BEGIN

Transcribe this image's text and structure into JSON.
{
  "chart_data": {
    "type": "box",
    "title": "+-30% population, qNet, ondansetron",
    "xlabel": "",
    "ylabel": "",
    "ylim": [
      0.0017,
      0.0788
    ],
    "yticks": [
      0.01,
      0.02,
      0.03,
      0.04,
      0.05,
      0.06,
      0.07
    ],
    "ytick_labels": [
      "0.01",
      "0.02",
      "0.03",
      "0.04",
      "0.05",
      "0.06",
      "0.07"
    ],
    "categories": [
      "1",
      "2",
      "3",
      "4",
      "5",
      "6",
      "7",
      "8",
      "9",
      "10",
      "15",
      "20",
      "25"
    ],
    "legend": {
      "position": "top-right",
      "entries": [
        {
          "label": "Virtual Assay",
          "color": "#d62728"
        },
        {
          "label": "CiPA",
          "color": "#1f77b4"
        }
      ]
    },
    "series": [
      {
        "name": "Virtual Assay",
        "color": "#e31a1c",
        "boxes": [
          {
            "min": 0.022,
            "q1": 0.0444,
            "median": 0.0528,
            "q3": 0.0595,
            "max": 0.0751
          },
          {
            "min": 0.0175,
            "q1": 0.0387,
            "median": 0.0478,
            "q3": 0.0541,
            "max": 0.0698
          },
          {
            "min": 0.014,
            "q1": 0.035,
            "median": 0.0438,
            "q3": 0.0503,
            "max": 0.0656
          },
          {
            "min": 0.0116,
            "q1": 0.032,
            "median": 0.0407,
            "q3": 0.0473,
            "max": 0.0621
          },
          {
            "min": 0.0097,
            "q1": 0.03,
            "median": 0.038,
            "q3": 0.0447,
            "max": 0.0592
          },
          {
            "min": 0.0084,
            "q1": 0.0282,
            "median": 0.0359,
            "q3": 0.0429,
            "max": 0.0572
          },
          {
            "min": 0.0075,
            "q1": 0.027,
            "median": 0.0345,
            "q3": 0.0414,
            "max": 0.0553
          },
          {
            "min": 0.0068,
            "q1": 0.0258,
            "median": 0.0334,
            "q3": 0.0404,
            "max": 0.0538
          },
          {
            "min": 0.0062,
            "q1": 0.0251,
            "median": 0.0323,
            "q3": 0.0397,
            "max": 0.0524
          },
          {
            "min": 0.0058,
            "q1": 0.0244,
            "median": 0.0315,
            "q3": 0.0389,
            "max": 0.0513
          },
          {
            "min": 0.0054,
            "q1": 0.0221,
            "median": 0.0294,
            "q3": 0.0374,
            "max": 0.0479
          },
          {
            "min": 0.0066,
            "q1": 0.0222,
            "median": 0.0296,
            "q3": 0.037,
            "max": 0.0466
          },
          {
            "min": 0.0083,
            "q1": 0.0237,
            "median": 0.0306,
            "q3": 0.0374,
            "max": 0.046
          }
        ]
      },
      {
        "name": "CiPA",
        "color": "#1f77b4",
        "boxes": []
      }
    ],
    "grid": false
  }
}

END

▶ [TASK]:
All lines above that include the word "color" should be located and copied.

▶ [SOLVED PROBLEM]:
          "color": "#d62728"
          "color": "#1f77b4"
        "color": "#e31a1c",
        "color": "#1f77b4",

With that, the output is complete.